Your goal: Output every line below without omitting or altering anything.
▽
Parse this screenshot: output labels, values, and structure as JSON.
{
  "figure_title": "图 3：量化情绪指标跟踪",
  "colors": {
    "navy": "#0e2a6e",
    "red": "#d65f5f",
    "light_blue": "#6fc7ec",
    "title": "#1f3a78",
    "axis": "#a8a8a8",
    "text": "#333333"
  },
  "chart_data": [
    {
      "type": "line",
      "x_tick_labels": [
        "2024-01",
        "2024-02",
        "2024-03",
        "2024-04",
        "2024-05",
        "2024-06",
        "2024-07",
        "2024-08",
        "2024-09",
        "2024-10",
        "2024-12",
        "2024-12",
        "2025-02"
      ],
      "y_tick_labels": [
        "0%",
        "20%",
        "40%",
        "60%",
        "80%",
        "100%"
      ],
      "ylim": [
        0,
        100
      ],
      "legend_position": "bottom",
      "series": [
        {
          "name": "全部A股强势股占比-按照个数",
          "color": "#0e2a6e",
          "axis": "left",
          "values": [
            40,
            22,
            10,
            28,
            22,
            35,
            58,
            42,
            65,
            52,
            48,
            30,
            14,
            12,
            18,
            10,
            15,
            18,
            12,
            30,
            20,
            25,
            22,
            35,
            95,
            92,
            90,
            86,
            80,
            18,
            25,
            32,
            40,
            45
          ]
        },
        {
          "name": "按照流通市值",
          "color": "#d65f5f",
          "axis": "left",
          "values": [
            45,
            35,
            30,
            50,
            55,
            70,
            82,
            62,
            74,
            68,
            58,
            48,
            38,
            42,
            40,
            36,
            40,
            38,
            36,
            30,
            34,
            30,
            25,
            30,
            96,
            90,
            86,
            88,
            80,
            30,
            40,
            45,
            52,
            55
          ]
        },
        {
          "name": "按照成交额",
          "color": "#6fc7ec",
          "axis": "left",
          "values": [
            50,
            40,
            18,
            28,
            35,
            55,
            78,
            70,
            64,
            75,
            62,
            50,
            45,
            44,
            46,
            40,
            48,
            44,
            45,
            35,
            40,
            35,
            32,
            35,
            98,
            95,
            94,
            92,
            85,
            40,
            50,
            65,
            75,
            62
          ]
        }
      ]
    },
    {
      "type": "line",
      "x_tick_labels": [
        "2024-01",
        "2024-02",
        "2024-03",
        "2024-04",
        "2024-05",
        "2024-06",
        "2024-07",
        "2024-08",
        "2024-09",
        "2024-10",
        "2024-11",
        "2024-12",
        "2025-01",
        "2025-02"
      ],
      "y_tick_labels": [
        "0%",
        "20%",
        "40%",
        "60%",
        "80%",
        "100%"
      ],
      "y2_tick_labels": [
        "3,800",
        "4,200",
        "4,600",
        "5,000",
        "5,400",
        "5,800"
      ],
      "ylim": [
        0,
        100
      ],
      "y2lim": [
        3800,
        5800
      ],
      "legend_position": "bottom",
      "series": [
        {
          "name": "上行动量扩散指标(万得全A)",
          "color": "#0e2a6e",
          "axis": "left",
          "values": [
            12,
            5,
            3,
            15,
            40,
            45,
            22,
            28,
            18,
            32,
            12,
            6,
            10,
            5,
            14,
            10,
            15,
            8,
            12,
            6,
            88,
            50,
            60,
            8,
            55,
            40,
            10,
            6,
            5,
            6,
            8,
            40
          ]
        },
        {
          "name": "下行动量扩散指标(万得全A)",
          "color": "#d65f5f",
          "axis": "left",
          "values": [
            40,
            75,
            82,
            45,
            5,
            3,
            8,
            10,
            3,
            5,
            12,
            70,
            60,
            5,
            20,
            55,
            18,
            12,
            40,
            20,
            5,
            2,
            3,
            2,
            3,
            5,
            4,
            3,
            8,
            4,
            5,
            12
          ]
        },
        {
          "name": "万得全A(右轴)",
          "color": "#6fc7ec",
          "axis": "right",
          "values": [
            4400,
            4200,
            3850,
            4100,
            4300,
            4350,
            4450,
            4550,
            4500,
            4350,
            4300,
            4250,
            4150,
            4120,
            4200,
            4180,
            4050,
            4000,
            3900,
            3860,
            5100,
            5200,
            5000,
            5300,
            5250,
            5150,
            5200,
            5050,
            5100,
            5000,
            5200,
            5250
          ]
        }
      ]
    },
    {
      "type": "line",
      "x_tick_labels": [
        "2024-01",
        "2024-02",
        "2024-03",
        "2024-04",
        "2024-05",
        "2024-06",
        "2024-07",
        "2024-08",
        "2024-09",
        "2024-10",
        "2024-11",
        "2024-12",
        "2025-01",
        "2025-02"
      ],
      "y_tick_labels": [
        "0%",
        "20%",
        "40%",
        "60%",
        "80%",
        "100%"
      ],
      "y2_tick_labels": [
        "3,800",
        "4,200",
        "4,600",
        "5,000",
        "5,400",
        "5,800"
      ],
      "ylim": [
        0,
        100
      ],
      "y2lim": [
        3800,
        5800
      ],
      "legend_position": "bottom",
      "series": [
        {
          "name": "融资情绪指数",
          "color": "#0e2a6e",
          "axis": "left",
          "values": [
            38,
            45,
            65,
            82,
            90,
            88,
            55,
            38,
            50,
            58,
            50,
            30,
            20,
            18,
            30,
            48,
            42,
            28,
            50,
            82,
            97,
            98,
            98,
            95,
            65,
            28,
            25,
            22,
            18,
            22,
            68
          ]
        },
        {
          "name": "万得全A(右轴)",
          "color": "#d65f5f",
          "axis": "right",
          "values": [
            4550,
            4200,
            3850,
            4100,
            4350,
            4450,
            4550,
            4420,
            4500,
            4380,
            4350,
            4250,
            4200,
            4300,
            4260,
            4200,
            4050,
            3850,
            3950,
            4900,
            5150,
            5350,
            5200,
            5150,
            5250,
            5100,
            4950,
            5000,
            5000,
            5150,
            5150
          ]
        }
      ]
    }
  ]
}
△
Output:
Parse this screenshot: output labels, values, and structure as JSON.
{
  "figure_title": "图 3：量化情绪指标跟踪",
  "colors": {
    "navy": "#0e2a6e",
    "red": "#d65f5f",
    "light_blue": "#6fc7ec",
    "title": "#1f3a78",
    "axis": "#a8a8a8",
    "text": "#333333"
  },
  "chart_data": [
    {
      "type": "line",
      "x_tick_labels": [
        "2024-01",
        "2024-02",
        "2024-03",
        "2024-04",
        "2024-05",
        "2024-06",
        "2024-07",
        "2024-08",
        "2024-09",
        "2024-10",
        "2024-12",
        "2024-12",
        "2025-02"
      ],
      "y_tick_labels": [
        "0%",
        "20%",
        "40%",
        "60%",
        "80%",
        "100%"
      ],
      "ylim": [
        0,
        100
      ],
      "legend_position": "bottom",
      "series": [
        {
          "name": "全部A股强势股占比-按照个数",
          "color": "#0e2a6e",
          "axis": "left",
          "values": [
            40,
            22,
            10,
            28,
            22,
            35,
            58,
            42,
            65,
            52,
            48,
            30,
            14,
            12,
            18,
            10,
            15,
            18,
            12,
            30,
            20,
            25,
            22,
            35,
            95,
            92,
            90,
            86,
            80,
            18,
            25,
            32,
            40,
            45
          ]
        },
        {
          "name": "按照流通市值",
          "color": "#d65f5f",
          "axis": "left",
          "values": [
            45,
            35,
            30,
            50,
            55,
            70,
            82,
            62,
            74,
            68,
            58,
            48,
            38,
            42,
            40,
            36,
            40,
            38,
            36,
            30,
            34,
            30,
            25,
            30,
            96,
            90,
            86,
            88,
            80,
            30,
            40,
            45,
            52,
            55
          ]
        },
        {
          "name": "按照成交额",
          "color": "#6fc7ec",
          "axis": "left",
          "values": [
            50,
            40,
            18,
            28,
            35,
            55,
            78,
            70,
            64,
            75,
            62,
            50,
            45,
            44,
            46,
            40,
            48,
            44,
            45,
            35,
            40,
            35,
            32,
            35,
            98,
            95,
            94,
            92,
            85,
            40,
            50,
            65,
            75,
            62
          ]
        }
      ]
    },
    {
      "type": "line",
      "x_tick_labels": [
        "2024-01",
        "2024-02",
        "2024-03",
        "2024-04",
        "2024-05",
        "2024-06",
        "2024-07",
        "2024-08",
        "2024-09",
        "2024-10",
        "2024-11",
        "2024-12",
        "2025-01",
        "2025-02"
      ],
      "y_tick_labels": [
        "0%",
        "20%",
        "40%",
        "60%",
        "80%",
        "100%"
      ],
      "y2_tick_labels": [
        "3,800",
        "4,200",
        "4,600",
        "5,000",
        "5,400",
        "5,800"
      ],
      "ylim": [
        0,
        100
      ],
      "y2lim": [
        3800,
        5800
      ],
      "legend_position": "bottom",
      "series": [
        {
          "name": "上行动量扩散指标(万得全A)",
          "color": "#0e2a6e",
          "axis": "left",
          "values": [
            12,
            5,
            3,
            15,
            40,
            45,
            22,
            28,
            18,
            32,
            12,
            6,
            10,
            5,
            14,
            10,
            15,
            8,
            12,
            6,
            88,
            50,
            60,
            8,
            55,
            40,
            10,
            6,
            5,
            6,
            8,
            40
          ]
        },
        {
          "name": "下行动量扩散指标(万得全A)",
          "color": "#d65f5f",
          "axis": "left",
          "values": [
            40,
            75,
            82,
            45,
            5,
            3,
            8,
            10,
            3,
            5,
            12,
            70,
            60,
            5,
            20,
            55,
            18,
            12,
            40,
            20,
            5,
            2,
            3,
            2,
            3,
            5,
            4,
            3,
            8,
            4,
            5,
            12
          ]
        },
        {
          "name": "万得全A(右轴)",
          "color": "#6fc7ec",
          "axis": "right",
          "values": [
            4400,
            4200,
            3850,
            4100,
            4300,
            4350,
            4450,
            4550,
            4500,
            4350,
            4300,
            4250,
            4150,
            4120,
            4200,
            4180,
            4050,
            4000,
            3900,
            3860,
            5100,
            5200,
            5000,
            5300,
            5250,
            5150,
            5200,
            5050,
            5100,
            5000,
            5200,
            5250
          ]
        }
      ]
    },
    {
      "type": "line",
      "x_tick_labels": [
        "2024-01",
        "2024-02",
        "2024-03",
        "2024-04",
        "2024-05",
        "2024-06",
        "2024-07",
        "2024-08",
        "2024-09",
        "2024-10",
        "2024-11",
        "2024-12",
        "2025-01",
        "2025-02"
      ],
      "y_tick_labels": [
        "0%",
        "20%",
        "40%",
        "60%",
        "80%",
        "100%"
      ],
      "y2_tick_labels": [
        "3,800",
        "4,200",
        "4,600",
        "5,000",
        "5,400",
        "5,800"
      ],
      "ylim": [
        0,
        100
      ],
      "y2lim": [
        3800,
        5800
      ],
      "legend_position": "bottom",
      "series": [
        {
          "name": "融资情绪指数",
          "color": "#0e2a6e",
          "axis": "left",
          "values": [
            38,
            45,
            65,
            82,
            90,
            88,
            55,
            38,
            50,
            58,
            50,
            30,
            20,
            18,
            30,
            48,
            42,
            28,
            50,
            82,
            97,
            98,
            98,
            95,
            65,
            28,
            25,
            22,
            18,
            22,
            68
          ]
        },
        {
          "name": "万得全A(右轴)",
          "color": "#d65f5f",
          "axis": "right",
          "values": [
            4550,
            4200,
            3850,
            4100,
            4350,
            4450,
            4550,
            4420,
            4500,
            4380,
            4350,
            4250,
            4200,
            4300,
            4260,
            4200,
            4050,
            3850,
            3950,
            4900,
            5150,
            5350,
            5200,
            5150,
            5250,
            5100,
            4950,
            5000,
            5000,
            5150,
            5150
          ]
        }
      ]
    }
  ]
}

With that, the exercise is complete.